Copy every entry precisely.

## Stored data
——
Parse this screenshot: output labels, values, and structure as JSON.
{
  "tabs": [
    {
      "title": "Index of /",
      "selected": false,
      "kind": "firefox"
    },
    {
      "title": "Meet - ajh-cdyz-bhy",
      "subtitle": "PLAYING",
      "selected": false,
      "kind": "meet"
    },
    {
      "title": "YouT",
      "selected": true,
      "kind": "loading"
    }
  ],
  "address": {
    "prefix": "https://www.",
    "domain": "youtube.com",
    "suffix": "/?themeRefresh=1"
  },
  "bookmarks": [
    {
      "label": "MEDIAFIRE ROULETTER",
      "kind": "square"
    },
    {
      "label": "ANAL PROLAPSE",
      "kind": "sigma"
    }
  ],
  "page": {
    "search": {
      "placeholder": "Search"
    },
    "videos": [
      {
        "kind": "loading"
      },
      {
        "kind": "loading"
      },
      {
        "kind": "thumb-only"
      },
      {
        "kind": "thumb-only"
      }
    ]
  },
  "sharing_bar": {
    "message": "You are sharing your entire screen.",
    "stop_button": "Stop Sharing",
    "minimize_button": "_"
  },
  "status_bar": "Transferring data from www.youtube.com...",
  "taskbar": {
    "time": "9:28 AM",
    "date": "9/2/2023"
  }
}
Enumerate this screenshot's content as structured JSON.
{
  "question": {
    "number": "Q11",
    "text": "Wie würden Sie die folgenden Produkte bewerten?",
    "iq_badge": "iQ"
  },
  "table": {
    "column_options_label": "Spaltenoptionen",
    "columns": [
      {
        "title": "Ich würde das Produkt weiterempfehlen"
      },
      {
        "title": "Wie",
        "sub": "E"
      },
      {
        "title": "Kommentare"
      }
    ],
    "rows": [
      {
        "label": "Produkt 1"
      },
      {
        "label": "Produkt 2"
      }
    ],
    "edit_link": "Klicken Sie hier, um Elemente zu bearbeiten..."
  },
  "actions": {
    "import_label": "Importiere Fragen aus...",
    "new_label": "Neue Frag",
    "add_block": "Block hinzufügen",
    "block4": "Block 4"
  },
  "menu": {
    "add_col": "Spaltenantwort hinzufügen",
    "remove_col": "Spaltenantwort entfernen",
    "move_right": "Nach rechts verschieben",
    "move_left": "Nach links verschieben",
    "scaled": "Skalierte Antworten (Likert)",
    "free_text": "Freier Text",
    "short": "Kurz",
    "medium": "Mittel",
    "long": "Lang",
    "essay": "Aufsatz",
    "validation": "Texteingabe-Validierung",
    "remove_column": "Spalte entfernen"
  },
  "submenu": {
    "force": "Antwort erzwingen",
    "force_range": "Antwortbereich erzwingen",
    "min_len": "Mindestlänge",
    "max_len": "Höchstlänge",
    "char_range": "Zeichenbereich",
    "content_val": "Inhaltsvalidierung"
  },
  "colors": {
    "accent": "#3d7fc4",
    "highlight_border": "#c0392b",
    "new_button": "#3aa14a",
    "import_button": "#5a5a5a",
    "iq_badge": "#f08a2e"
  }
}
——
## REPLY TO THE EXERCISE
Parse this screenshot: output labels, values, and structure as JSON.
{
  "tabs": [
    {
      "title": "Index of /",
      "selected": false,
      "kind": "firefox"
    },
    {
      "title": "Meet - ajh-cdyz-bhy",
      "subtitle": "PLAYING",
      "selected": false,
      "kind": "meet"
    },
    {
      "title": "YouT",
      "selected": true,
      "kind": "loading"
    }
  ],
  "address": {
    "prefix": "https://www.",
    "domain": "youtube.com",
    "suffix": "/?themeRefresh=1"
  },
  "bookmarks": [
    {
      "label": "MEDIAFIRE ROULETTER",
      "kind": "square"
    },
    {
      "label": "ANAL PROLAPSE",
      "kind": "sigma"
    }
  ],
  "page": {
    "search": {
      "placeholder": "Search"
    },
    "videos": [
      {
        "kind": "loading"
      },
      {
        "kind": "loading"
      },
      {
        "kind": "thumb-only"
      },
      {
        "kind": "thumb-only"
      }
    ]
  },
  "sharing_bar": {
    "message": "You are sharing your entire screen.",
    "stop_button": "Stop Sharing",
    "minimize_button": "_"
  },
  "status_bar": "Transferring data from www.youtube.com...",
  "taskbar": {
    "time": "9:28 AM",
    "date": "9/2/2023"
  }
}
Enumerate this screenshot's content as structured JSON.
{
  "question": {
    "number": "Q11",
    "text": "Wie würden Sie die folgenden Produkte bewerten?",
    "iq_badge": "iQ"
  },
  "table": {
    "column_options_label": "Spaltenoptionen",
    "columns": [
      {
        "title": "Ich würde das Produkt weiterempfehlen"
      },
      {
        "title": "Wie",
        "sub": "E"
      },
      {
        "title": "Kommentare"
      }
    ],
    "rows": [
      {
        "label": "Produkt 1"
      },
      {
        "label": "Produkt 2"
      }
    ],
    "edit_link": "Klicken Sie hier, um Elemente zu bearbeiten..."
  },
  "actions": {
    "import_label": "Importiere Fragen aus...",
    "new_label": "Neue Frag",
    "add_block": "Block hinzufügen",
    "block4": "Block 4"
  },
  "menu": {
    "add_col": "Spaltenantwort hinzufügen",
    "remove_col": "Spaltenantwort entfernen",
    "move_right": "Nach rechts verschieben",
    "move_left": "Nach links verschieben",
    "scaled": "Skalierte Antworten (Likert)",
    "free_text": "Freier Text",
    "short": "Kurz",
    "medium": "Mittel",
    "long": "Lang",
    "essay": "Aufsatz",
    "validation": "Texteingabe-Validierung",
    "remove_column": "Spalte entfernen"
  },
  "submenu": {
    "force": "Antwort erzwingen",
    "force_range": "Antwortbereich erzwingen",
    "min_len": "Mindestlänge",
    "max_len": "Höchstlänge",
    "char_range": "Zeichenbereich",
    "content_val": "Inhaltsvalidierung"
  },
  "colors": {
    "accent": "#3d7fc4",
    "highlight_border": "#c0392b",
    "new_button": "#3aa14a",
    "import_button": "#5a5a5a",
    "iq_badge": "#f08a2e"
  }
}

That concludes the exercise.